» **Data provided**
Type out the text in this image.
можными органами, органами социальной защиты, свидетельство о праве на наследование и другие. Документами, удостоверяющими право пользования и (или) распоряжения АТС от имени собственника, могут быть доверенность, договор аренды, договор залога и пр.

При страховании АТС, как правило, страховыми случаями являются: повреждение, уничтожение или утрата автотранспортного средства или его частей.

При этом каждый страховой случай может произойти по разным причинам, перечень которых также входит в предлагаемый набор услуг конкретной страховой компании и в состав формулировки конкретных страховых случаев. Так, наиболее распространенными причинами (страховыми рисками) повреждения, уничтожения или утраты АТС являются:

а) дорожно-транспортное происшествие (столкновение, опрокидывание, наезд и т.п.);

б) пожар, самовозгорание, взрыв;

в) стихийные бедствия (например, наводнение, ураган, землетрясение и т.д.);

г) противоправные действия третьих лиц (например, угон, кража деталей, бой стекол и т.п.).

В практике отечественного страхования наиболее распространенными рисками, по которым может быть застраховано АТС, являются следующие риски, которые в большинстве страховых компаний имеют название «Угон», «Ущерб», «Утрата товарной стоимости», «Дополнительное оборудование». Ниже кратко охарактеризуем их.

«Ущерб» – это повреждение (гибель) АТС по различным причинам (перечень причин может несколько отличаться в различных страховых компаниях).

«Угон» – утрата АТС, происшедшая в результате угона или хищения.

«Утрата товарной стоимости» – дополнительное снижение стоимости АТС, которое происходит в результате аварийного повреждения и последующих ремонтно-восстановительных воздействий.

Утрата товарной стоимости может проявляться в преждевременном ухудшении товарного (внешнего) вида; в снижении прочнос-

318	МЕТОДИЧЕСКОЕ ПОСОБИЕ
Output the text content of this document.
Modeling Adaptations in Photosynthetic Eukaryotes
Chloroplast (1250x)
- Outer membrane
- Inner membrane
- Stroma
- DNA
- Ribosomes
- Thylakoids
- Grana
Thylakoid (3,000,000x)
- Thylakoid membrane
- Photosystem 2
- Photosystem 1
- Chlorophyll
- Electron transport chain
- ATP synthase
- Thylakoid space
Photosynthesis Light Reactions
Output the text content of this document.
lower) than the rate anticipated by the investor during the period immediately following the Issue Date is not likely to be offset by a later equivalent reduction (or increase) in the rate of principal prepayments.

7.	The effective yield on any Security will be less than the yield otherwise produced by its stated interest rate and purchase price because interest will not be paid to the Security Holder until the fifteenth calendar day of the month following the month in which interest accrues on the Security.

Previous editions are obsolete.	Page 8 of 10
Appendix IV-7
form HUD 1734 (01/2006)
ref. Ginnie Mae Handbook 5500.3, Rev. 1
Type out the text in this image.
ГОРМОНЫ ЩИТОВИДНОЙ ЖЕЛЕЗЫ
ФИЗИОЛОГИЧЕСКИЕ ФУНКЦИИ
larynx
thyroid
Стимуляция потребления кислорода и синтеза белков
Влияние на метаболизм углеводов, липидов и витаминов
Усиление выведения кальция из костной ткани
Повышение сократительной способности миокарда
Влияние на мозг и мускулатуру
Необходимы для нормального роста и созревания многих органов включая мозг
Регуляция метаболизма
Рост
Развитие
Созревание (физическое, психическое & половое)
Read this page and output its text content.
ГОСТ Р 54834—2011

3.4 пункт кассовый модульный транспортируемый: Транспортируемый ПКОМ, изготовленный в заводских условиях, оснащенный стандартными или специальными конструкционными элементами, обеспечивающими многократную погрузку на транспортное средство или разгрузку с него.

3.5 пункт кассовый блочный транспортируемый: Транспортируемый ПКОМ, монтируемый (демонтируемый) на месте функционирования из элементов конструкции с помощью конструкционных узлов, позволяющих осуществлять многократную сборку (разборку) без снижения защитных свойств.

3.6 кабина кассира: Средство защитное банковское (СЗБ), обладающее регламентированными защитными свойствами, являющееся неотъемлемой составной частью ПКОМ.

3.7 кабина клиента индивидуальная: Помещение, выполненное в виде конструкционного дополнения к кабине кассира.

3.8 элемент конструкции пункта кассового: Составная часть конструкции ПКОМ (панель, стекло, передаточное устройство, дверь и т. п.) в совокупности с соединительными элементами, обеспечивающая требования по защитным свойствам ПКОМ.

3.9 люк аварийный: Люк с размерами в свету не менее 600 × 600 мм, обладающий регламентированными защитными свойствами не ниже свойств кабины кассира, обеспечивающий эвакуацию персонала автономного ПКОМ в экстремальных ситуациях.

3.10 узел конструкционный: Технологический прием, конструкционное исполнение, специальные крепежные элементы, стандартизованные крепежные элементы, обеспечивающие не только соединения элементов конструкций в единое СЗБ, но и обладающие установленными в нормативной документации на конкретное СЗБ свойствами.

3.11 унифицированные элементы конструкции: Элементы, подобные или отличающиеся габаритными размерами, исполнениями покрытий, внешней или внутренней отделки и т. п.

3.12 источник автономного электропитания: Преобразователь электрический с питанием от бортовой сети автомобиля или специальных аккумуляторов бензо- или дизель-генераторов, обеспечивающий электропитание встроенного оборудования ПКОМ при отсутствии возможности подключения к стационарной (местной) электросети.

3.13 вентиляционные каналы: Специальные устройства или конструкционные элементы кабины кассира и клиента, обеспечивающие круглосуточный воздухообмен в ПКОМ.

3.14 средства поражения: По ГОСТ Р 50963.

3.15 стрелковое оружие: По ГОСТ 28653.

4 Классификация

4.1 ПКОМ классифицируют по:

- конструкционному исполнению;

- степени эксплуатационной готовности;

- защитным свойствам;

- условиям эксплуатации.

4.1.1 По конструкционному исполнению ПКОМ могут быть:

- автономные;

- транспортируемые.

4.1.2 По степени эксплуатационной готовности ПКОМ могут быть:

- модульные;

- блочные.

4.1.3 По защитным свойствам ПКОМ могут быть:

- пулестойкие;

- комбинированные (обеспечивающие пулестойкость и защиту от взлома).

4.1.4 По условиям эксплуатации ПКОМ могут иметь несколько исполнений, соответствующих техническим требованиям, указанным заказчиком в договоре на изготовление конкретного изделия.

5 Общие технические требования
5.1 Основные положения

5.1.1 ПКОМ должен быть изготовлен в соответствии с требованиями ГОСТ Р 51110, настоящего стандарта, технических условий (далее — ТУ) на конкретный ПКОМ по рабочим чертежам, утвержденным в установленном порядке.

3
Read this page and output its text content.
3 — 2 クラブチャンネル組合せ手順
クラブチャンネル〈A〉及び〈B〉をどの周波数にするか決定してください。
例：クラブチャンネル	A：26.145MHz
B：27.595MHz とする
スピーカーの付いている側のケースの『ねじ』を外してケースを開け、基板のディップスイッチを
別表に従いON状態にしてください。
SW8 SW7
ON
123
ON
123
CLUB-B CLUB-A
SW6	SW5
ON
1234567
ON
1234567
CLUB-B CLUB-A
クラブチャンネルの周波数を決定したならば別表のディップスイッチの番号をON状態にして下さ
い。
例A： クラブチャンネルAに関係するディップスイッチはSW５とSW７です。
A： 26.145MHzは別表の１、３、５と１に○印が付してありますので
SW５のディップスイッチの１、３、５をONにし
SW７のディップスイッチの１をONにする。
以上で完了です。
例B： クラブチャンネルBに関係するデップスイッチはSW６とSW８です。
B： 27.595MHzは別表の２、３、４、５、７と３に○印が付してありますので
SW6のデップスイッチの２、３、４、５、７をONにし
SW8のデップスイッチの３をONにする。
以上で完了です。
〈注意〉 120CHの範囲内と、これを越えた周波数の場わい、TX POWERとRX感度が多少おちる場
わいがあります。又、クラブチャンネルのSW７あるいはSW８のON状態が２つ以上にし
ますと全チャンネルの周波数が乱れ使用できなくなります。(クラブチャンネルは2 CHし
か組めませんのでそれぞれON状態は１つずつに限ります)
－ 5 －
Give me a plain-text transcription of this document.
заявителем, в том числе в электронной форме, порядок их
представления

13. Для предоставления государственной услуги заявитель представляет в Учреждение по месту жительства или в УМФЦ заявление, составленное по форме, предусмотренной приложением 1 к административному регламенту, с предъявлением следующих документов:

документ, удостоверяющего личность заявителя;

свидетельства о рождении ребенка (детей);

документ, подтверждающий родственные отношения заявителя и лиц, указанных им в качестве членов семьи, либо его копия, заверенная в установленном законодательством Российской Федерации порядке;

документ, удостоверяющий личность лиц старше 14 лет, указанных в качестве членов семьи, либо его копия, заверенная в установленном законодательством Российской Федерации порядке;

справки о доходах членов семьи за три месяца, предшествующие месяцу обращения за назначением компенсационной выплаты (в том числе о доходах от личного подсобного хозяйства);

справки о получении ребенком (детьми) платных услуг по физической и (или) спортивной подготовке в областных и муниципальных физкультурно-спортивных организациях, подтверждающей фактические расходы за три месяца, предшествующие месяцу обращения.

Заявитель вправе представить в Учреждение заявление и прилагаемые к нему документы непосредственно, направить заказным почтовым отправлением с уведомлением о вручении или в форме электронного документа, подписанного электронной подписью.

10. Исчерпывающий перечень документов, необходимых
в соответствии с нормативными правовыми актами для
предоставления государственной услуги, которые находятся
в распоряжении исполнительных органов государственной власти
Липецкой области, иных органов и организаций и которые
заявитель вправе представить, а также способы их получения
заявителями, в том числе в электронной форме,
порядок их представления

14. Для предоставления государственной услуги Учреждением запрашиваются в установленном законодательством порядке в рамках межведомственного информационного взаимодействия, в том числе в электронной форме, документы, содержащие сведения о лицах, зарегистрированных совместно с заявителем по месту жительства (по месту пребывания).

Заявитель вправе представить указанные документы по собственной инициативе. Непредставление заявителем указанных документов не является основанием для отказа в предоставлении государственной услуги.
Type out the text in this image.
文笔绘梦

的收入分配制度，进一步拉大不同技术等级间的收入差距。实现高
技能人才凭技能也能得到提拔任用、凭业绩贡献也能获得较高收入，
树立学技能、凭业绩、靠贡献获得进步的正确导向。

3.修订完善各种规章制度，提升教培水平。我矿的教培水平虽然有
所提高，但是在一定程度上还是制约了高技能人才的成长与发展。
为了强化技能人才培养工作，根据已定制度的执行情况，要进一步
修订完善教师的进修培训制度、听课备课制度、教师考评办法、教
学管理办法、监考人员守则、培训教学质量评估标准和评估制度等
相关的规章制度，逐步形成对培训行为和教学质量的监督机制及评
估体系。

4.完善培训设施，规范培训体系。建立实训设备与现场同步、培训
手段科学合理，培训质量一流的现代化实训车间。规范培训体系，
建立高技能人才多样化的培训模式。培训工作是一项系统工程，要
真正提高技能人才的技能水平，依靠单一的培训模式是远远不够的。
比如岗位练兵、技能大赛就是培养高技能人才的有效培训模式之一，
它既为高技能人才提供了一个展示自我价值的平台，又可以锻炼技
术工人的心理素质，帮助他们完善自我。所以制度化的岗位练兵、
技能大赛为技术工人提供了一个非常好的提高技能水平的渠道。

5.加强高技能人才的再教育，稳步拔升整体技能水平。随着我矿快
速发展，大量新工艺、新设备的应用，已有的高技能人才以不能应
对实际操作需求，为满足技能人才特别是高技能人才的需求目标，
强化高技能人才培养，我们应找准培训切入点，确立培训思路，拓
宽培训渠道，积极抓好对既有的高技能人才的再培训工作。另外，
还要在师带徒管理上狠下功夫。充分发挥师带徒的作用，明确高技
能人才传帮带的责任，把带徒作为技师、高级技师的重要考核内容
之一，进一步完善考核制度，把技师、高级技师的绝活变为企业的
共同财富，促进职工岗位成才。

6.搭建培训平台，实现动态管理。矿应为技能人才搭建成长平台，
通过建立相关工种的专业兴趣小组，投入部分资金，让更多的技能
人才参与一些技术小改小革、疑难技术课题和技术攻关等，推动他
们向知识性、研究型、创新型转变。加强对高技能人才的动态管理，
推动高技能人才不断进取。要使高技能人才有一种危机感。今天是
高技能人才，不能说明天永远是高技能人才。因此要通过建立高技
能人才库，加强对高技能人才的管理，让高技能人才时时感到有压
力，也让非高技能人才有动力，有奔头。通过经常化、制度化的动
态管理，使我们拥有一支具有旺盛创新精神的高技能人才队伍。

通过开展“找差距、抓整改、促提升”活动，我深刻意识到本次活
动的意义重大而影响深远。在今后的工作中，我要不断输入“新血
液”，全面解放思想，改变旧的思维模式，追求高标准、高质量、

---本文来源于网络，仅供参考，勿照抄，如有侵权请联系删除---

» **The exercise**
Lines containing "исполнению" are to be counted. State the total and add nothing.

» **Full solution**
2